START GIVEN RECORDS

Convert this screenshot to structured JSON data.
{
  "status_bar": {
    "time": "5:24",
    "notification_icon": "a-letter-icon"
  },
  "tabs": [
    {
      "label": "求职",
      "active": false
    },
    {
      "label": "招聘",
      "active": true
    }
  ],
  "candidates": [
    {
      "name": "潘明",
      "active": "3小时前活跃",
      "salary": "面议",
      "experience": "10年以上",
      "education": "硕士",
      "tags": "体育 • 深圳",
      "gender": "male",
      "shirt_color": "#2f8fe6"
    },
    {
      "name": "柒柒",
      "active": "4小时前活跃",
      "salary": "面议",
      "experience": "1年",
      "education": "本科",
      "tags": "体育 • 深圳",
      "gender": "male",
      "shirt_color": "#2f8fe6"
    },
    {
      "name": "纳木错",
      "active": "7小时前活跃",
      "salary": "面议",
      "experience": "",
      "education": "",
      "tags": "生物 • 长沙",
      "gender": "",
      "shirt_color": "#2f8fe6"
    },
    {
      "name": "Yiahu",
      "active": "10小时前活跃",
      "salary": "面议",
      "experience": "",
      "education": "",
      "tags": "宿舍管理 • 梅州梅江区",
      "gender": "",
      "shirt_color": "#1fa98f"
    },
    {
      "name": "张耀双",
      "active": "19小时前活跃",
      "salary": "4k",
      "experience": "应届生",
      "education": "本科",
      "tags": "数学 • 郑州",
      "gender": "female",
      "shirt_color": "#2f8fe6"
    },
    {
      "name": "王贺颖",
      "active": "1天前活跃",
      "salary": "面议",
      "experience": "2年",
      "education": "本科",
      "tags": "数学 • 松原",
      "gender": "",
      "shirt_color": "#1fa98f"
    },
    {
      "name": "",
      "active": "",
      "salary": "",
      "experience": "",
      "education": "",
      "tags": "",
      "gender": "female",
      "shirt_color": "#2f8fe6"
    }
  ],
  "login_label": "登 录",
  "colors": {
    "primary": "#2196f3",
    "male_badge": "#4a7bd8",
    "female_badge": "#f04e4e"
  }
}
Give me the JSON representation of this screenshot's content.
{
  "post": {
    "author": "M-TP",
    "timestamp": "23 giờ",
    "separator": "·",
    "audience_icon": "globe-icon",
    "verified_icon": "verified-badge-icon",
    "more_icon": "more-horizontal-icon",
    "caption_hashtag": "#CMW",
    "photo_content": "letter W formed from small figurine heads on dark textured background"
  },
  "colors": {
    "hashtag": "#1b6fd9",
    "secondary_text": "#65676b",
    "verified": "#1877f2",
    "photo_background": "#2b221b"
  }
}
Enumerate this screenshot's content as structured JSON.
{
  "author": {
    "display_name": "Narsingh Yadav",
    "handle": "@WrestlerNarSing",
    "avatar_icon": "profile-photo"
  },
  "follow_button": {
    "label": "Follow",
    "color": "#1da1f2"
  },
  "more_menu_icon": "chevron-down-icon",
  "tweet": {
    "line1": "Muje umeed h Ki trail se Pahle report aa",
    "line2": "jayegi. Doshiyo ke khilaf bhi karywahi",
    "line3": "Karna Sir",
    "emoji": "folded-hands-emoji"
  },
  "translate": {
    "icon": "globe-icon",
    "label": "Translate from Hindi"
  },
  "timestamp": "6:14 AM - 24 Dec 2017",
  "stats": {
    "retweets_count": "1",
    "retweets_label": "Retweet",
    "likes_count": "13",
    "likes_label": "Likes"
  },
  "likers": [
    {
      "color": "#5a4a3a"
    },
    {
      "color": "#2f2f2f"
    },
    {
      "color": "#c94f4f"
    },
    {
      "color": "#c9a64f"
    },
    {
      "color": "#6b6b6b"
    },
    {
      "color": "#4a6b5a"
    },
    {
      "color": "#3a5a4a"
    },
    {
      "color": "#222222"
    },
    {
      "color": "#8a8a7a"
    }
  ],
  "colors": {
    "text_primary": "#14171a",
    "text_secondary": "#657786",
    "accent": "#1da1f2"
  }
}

END GIVEN RECORDS

▶ AIM
Write out all records exactly, keeping every detail.

▶ CORRECT RESPONSE
Convert this screenshot to structured JSON data.
{
  "status_bar": {
    "time": "5:24",
    "notification_icon": "a-letter-icon"
  },
  "tabs": [
    {
      "label": "求职",
      "active": false
    },
    {
      "label": "招聘",
      "active": true
    }
  ],
  "candidates": [
    {
      "name": "潘明",
      "active": "3小时前活跃",
      "salary": "面议",
      "experience": "10年以上",
      "education": "硕士",
      "tags": "体育 • 深圳",
      "gender": "male",
      "shirt_color": "#2f8fe6"
    },
    {
      "name": "柒柒",
      "active": "4小时前活跃",
      "salary": "面议",
      "experience": "1年",
      "education": "本科",
      "tags": "体育 • 深圳",
      "gender": "male",
      "shirt_color": "#2f8fe6"
    },
    {
      "name": "纳木错",
      "active": "7小时前活跃",
      "salary": "面议",
      "experience": "",
      "education": "",
      "tags": "生物 • 长沙",
      "gender": "",
      "shirt_color": "#2f8fe6"
    },
    {
      "name": "Yiahu",
      "active": "10小时前活跃",
      "salary": "面议",
      "experience": "",
      "education": "",
      "tags": "宿舍管理 • 梅州梅江区",
      "gender": "",
      "shirt_color": "#1fa98f"
    },
    {
      "name": "张耀双",
      "active": "19小时前活跃",
      "salary": "4k",
      "experience": "应届生",
      "education": "本科",
      "tags": "数学 • 郑州",
      "gender": "female",
      "shirt_color": "#2f8fe6"
    },
    {
      "name": "王贺颖",
      "active": "1天前活跃",
      "salary": "面议",
      "experience": "2年",
      "education": "本科",
      "tags": "数学 • 松原",
      "gender": "",
      "shirt_color": "#1fa98f"
    },
    {
      "name": "",
      "active": "",
      "salary": "",
      "experience": "",
      "education": "",
      "tags": "",
      "gender": "female",
      "shirt_color": "#2f8fe6"
    }
  ],
  "login_label": "登 录",
  "colors": {
    "primary": "#2196f3",
    "male_badge": "#4a7bd8",
    "female_badge": "#f04e4e"
  }
}
Give me the JSON representation of this screenshot's content.
{
  "post": {
    "author": "M-TP",
    "timestamp": "23 giờ",
    "separator": "·",
    "audience_icon": "globe-icon",
    "verified_icon": "verified-badge-icon",
    "more_icon": "more-horizontal-icon",
    "caption_hashtag": "#CMW",
    "photo_content": "letter W formed from small figurine heads on dark textured background"
  },
  "colors": {
    "hashtag": "#1b6fd9",
    "secondary_text": "#65676b",
    "verified": "#1877f2",
    "photo_background": "#2b221b"
  }
}
Enumerate this screenshot's content as structured JSON.
{
  "author": {
    "display_name": "Narsingh Yadav",
    "handle": "@WrestlerNarSing",
    "avatar_icon": "profile-photo"
  },
  "follow_button": {
    "label": "Follow",
    "color": "#1da1f2"
  },
  "more_menu_icon": "chevron-down-icon",
  "tweet": {
    "line1": "Muje umeed h Ki trail se Pahle report aa",
    "line2": "jayegi. Doshiyo ke khilaf bhi karywahi",
    "line3": "Karna Sir",
    "emoji": "folded-hands-emoji"
  },
  "translate": {
    "icon": "globe-icon",
    "label": "Translate from Hindi"
  },
  "timestamp": "6:14 AM - 24 Dec 2017",
  "stats": {
    "retweets_count": "1",
    "retweets_label": "Retweet",
    "likes_count": "13",
    "likes_label": "Likes"
  },
  "likers": [
    {
      "color": "#5a4a3a"
    },
    {
      "color": "#2f2f2f"
    },
    {
      "color": "#c94f4f"
    },
    {
      "color": "#c9a64f"
    },
    {
      "color": "#6b6b6b"
    },
    {
      "color": "#4a6b5a"
    },
    {
      "color": "#3a5a4a"
    },
    {
      "color": "#222222"
    },
    {
      "color": "#8a8a7a"
    }
  ],
  "colors": {
    "text_primary": "#14171a",
    "text_secondary": "#657786",
    "accent": "#1da1f2"
  }
}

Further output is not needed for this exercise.